Records to use:

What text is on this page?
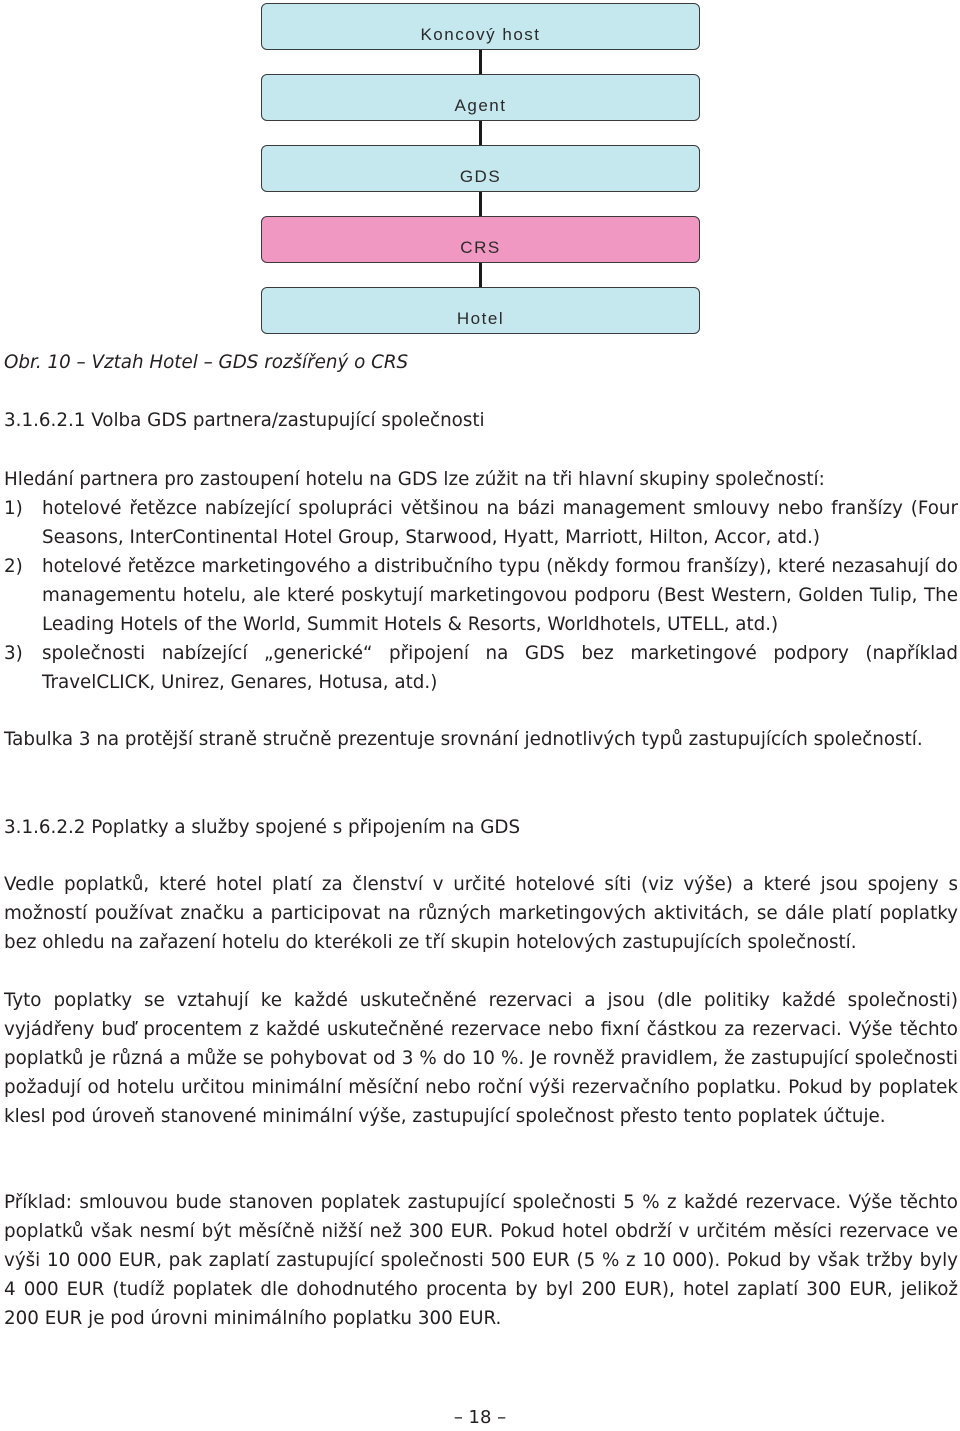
Koncový host
Agent
GDS
CRS
Hotel

Obr. 10 – Vztah Hotel – GDS rozšířený o CRS

3.1.6.2.1 Volba GDS partnera/zastupující společnosti

Hledání partnera pro zastoupení hotelu na GDS lze zúžit na tři hlavní skupiny společností:

1) hotelové řetězce nabízející spolupráci většinou na bázi management smlouvy nebo franšízy (Four Seasons, InterContinental Hotel Group, Starwood, Hyatt, Marriott, Hilton, Accor, atd.)
2) hotelové řetězce marketingového a distribučního typu (někdy formou franšízy), které nezasahují do managementu hotelu, ale které poskytují marketingovou podporu (Best Western, Golden Tulip, The Leading Hotels of the World, Summit Hotels & Resorts, Worldhotels, UTELL, atd.)
3) společnosti nabízející „generické“ připojení na GDS bez marketingové podpory (například TravelCLICK, Unirez, Genares, Hotusa, atd.)

Tabulka 3 na protější straně stručně prezentuje srovnání jednotlivých typů zastupujících společností.

3.1.6.2.2 Poplatky a služby spojené s připojením na GDS

Vedle poplatků, které hotel platí za členství v určité hotelové síti (viz výše) a které jsou spojeny s možností používat značku a participovat na různých marketingových aktivitách, se dále platí poplatky bez ohledu na zařazení hotelu do kterékoli ze tří skupin hotelových zastupujících společností.

Tyto poplatky se vztahují ke každé uskutečněné rezervaci a jsou (dle politiky každé společnosti) vyjádřeny buď procentem z každé uskutečněné rezervace nebo fixní částkou za rezervaci. Výše těchto poplatků je různá a může se pohybovat od 3 % do 10 %. Je rovněž pravidlem, že zastupující společnosti požadují od hotelu určitou minimální měsíční nebo roční výši rezervačního poplatku. Pokud by poplatek klesl pod úroveň stanovené minimální výše, zastupující společnost přesto tento poplatek účtuje.

Příklad: smlouvou bude stanoven poplatek zastupující společnosti 5 % z každé rezervace. Výše těchto poplatků však nesmí být měsíčně nižší než 300 EUR. Pokud hotel obdrží v určitém měsíci rezervace ve výši 10 000 EUR, pak zaplatí zastupující společnosti 500 EUR (5 % z 10 000). Pokud by však tržby byly 4 000 EUR (tudíž poplatek dle dohodnutého procenta by byl 200 EUR), hotel zaplatí 300 EUR, jelikož 200 EUR je pod úrovni minimálního poplatku 300 EUR.

– 18 –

Written exercise:
Show the lines of the material that contain the word "Pokud".

Solution:
Tyto poplatky se vztahují ke každé uskutečněné rezervaci a jsou (dle politiky každé společnosti) vyjádřeny buď procentem z každé uskutečněné rezervace nebo fixní částkou za rezervaci. Výše těchto poplatků je různá a může se pohybovat od 3 % do 10 %. Je rovněž pravidlem, že zastupující společnosti požadují od hotelu určitou minimální měsíční nebo roční výši rezervačního poplatku. Pokud by poplatek klesl pod úroveň stanovené minimální výše, zastupující společnost přesto tento poplatek účtuje.
Příklad: smlouvou bude stanoven poplatek zastupující společnosti 5 % z každé rezervace. Výše těchto poplatků však nesmí být měsíčně nižší než 300 EUR. Pokud hotel obdrží v určitém měsíci rezervace ve výši 10 000 EUR, pak zaplatí zastupující společnosti 500 EUR (5 % z 10 000). Pokud by však tržby byly 4 000 EUR (tudíž poplatek dle dohodnutého procenta by byl 200 EUR), hotel zaplatí 300 EUR, jelikož 200 EUR je pod úrovni minimálního poplatku 300 EUR.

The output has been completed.